═════ MATERIAL FOR THIS TASK ═════

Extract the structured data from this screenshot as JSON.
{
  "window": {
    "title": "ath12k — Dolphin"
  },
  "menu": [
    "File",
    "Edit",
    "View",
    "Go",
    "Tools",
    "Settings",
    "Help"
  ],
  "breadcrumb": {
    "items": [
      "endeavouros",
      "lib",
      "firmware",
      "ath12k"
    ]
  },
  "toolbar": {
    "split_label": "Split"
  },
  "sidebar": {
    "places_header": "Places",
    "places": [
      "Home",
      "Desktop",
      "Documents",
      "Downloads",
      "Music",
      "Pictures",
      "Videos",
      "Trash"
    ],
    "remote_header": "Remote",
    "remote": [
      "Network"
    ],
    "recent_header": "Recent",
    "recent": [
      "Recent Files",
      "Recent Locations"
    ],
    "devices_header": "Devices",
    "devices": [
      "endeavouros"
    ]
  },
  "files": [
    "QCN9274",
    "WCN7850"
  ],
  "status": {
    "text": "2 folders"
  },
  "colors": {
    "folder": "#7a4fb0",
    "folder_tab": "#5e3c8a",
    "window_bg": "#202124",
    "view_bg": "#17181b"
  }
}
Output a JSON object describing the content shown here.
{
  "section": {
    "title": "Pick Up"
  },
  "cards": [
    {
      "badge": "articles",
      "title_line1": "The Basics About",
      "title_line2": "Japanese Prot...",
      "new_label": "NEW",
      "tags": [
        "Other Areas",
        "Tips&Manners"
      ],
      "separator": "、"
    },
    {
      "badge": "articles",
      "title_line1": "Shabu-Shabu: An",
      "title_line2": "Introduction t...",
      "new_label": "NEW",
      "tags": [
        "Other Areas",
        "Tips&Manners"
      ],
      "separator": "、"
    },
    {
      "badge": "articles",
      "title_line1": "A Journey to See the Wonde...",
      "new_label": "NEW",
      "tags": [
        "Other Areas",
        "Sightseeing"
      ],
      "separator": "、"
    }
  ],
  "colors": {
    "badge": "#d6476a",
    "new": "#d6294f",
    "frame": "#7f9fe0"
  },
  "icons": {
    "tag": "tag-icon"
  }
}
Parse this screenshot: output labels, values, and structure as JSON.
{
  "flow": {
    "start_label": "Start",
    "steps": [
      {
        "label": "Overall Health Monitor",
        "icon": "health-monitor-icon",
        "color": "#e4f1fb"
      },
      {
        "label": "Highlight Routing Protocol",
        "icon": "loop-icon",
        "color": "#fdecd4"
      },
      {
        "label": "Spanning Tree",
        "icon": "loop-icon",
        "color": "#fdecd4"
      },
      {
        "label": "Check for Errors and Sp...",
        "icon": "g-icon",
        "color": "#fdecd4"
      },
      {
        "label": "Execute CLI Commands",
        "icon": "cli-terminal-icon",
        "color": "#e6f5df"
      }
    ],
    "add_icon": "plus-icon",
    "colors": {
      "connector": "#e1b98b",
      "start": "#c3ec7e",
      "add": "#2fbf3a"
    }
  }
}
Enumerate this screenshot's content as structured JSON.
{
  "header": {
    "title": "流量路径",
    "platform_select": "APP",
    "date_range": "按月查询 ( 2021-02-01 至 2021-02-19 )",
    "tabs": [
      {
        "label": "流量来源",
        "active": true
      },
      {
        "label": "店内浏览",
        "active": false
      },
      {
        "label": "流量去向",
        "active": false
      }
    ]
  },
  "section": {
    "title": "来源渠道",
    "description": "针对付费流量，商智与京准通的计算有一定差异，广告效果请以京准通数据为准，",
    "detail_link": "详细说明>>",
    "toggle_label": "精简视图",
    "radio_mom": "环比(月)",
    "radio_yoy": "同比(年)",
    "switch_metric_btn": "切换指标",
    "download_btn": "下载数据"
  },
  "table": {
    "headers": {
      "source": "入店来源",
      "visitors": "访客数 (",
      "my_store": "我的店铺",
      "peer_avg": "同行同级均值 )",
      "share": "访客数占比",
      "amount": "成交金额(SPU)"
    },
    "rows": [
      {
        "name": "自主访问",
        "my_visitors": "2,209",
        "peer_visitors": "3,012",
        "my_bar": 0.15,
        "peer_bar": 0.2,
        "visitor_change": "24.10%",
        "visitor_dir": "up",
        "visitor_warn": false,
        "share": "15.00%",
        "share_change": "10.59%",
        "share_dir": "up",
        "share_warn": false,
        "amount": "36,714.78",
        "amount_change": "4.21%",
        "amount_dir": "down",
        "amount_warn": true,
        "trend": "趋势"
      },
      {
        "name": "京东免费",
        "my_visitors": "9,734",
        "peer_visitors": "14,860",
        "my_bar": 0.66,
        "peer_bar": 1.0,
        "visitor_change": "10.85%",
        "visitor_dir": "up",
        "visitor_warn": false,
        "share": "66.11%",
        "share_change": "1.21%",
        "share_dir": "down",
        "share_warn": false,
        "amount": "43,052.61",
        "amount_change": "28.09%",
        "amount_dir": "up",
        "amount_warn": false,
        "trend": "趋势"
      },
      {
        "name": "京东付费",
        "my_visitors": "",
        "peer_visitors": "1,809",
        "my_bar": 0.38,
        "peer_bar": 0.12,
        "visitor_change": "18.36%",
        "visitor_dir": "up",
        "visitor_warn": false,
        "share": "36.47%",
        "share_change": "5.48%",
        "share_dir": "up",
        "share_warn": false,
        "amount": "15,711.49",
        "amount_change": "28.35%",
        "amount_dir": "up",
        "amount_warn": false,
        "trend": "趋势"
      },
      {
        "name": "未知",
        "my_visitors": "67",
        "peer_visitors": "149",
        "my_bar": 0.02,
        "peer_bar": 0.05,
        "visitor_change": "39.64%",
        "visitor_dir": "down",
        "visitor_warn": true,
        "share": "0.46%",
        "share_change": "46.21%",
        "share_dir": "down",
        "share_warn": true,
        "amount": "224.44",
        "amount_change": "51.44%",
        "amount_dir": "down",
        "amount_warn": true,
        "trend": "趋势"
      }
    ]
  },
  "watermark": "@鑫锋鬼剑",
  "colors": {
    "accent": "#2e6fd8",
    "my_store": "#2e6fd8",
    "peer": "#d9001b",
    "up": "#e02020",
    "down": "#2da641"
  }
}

═════

TASK GOAL
Look for the word "name" in every line of the listing and copy the lines that have it.

RESULT
        "name": "自主访问",
        "name": "京东免费",
        "name": "京东付费",
        "name": "未知",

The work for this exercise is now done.